* [PASSAGE GIVEN]:
By the time results are released, they’re already outdated.
There are other reasons your rate might be higher. Below are five of them.
1. You’re not paying points
Average rates in Freddie Mac’s survey include average discount points paid for the mortgage. But not everyone is willing to pay points.
For the week ending Oct. 27, rates on the 30-year fixed-rate mortgage averaged 4.1%, but that rate required an average 0.8 point to get it. A point is 1% of the mortgage amount, charged as prepaid interest.
Unless you’re going to live in your home for a very long time, paying points often doesn’t make sense, said Greg McBride, senior financial analyst for Bankrate.com.
“Where the investment pays off is if this is a loan you’re going to have for a long period of time. You’re making an investment of money now to pay the points to get the benefit of a lower monthly payment for years to come,” he said. “The more years you have of that lower monthly payment, the greater return on that initial investment of points.”
Bankrate’s weekly survey includes as many zero-point loans as possible, McBride said. That’s another reason that rates in Bankrate’s survey are different than those in Freddie Mac’s, he said. The 30-year fixed-rate mortgage averaged 4.33%, but points required to get that mortgage averaged 0.42, according to the Bankrate survey released Oct. 27.
2. Your borrower characteristics mean price adjustments
A credit score on the low side will prevent you from getting the lowest rates. Low levels of home equity will also mean a pricier mortgage rate.
That’s thanks to loan level price adjustments from Fannie Mae and Freddie Mac that have been making it tougher for borrowers to get the best rates for the past few years.

* [SHORT PROBLEM A]: According to the passage on mortgage rates, what is a point?

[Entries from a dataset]
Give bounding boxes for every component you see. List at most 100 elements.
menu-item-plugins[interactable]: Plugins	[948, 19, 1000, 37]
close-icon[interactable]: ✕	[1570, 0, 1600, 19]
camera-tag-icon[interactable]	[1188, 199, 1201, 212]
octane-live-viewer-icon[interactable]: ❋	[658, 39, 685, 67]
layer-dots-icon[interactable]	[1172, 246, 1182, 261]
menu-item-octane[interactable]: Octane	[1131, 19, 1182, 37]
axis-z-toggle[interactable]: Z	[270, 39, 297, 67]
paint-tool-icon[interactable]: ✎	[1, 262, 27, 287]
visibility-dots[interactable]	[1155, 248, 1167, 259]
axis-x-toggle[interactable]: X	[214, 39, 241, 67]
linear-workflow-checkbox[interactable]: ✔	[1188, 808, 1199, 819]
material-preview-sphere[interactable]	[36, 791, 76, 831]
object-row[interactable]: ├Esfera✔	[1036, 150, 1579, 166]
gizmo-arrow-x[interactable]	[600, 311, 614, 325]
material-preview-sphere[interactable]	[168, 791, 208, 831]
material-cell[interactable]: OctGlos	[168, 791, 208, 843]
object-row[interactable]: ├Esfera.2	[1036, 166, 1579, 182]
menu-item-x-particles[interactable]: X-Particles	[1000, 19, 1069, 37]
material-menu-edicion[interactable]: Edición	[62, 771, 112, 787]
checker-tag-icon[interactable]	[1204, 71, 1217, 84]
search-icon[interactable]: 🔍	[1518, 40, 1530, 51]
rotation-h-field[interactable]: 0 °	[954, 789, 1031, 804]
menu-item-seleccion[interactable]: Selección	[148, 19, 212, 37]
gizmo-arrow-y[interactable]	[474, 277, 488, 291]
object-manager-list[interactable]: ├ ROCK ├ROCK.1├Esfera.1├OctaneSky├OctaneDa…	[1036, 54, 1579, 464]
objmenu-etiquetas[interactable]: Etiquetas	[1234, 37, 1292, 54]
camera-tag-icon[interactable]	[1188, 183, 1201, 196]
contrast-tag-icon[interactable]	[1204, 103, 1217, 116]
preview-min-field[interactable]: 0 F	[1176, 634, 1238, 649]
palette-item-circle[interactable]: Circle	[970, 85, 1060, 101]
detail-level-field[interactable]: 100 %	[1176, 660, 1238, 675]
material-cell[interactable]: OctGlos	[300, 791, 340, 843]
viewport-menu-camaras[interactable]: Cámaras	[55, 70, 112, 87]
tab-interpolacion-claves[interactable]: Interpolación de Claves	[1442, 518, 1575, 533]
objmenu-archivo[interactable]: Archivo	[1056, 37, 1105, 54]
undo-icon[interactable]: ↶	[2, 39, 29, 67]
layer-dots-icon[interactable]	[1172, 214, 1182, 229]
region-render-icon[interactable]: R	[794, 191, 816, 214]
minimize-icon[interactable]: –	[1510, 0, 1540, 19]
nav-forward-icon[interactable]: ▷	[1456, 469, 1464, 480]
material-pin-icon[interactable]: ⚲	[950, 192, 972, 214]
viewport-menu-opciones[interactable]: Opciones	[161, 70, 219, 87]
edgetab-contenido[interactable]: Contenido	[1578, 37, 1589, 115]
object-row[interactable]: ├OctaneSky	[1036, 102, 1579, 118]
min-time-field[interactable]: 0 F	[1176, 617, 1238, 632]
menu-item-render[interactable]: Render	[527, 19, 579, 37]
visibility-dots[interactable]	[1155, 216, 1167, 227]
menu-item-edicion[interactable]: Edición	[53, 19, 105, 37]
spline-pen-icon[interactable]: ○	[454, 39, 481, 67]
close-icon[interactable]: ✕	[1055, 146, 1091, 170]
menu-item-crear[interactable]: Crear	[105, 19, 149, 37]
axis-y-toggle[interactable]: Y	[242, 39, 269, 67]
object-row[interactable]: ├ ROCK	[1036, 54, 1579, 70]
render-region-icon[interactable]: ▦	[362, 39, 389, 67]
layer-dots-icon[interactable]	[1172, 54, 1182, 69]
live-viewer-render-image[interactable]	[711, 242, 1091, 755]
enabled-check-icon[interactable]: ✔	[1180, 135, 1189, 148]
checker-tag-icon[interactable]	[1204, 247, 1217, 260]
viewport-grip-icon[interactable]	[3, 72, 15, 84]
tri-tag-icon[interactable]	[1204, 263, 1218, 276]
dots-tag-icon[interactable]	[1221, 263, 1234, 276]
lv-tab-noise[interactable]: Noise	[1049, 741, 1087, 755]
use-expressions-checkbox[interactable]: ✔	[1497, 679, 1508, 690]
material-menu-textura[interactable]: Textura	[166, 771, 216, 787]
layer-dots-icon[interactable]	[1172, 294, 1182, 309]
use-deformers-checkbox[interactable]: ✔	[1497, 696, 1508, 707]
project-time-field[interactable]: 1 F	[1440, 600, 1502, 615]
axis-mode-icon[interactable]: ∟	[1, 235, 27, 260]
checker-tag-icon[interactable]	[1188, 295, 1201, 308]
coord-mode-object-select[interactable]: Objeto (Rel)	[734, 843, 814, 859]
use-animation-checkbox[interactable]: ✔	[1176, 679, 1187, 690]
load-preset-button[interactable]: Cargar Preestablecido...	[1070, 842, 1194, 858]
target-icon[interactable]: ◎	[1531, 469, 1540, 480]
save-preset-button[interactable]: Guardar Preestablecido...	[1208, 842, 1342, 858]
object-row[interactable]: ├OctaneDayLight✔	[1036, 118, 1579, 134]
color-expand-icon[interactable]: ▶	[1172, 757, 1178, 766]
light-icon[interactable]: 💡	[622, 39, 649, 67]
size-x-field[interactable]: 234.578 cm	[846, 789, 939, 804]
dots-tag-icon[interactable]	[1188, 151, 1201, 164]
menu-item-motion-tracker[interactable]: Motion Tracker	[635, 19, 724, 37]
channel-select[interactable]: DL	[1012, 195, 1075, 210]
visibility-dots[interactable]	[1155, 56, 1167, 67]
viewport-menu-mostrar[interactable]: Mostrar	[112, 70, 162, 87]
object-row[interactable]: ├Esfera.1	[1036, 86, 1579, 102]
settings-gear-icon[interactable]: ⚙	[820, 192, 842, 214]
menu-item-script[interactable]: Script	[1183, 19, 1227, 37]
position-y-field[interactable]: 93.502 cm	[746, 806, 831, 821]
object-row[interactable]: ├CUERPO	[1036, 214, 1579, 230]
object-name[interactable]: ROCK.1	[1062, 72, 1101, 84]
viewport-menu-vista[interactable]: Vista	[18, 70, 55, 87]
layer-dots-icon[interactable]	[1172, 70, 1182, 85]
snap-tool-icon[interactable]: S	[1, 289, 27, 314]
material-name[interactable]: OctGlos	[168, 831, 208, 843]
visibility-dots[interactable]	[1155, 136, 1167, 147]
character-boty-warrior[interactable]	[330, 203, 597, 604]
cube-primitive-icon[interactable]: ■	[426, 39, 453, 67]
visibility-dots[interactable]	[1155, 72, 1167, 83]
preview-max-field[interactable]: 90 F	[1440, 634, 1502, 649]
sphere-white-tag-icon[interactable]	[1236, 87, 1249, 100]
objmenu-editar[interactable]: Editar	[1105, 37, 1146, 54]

* [SHORT PROBLEM B]: Rewrite the records from their first line through the line containing "791, 208, 843]", changing every "interactable" to "clickable" and leaving everything else the same. Return only those lines.

* [RIGHT ANSWER A]: A point is 1% of the mortgage amount, charged as prepaid interest.

* [RIGHT ANSWER B]:
Give bounding boxes for every component you see. List at most 100 elements.
menu-item-plugins[clickable]: Plugins	[948, 19, 1000, 37]
close-icon[clickable]: ✕	[1570, 0, 1600, 19]
camera-tag-icon[clickable]	[1188, 199, 1201, 212]
octane-live-viewer-icon[clickable]: ❋	[658, 39, 685, 67]
layer-dots-icon[clickable]	[1172, 246, 1182, 261]
menu-item-octane[clickable]: Octane	[1131, 19, 1182, 37]
axis-z-toggle[clickable]: Z	[270, 39, 297, 67]
paint-tool-icon[clickable]: ✎	[1, 262, 27, 287]
visibility-dots[clickable]	[1155, 248, 1167, 259]
axis-x-toggle[clickable]: X	[214, 39, 241, 67]
linear-workflow-checkbox[clickable]: ✔	[1188, 808, 1199, 819]
material-preview-sphere[clickable]	[36, 791, 76, 831]
object-row[clickable]: ├Esfera✔	[1036, 150, 1579, 166]
gizmo-arrow-x[clickable]	[600, 311, 614, 325]
material-preview-sphere[clickable]	[168, 791, 208, 831]
material-cell[clickable]: OctGlos	[168, 791, 208, 843]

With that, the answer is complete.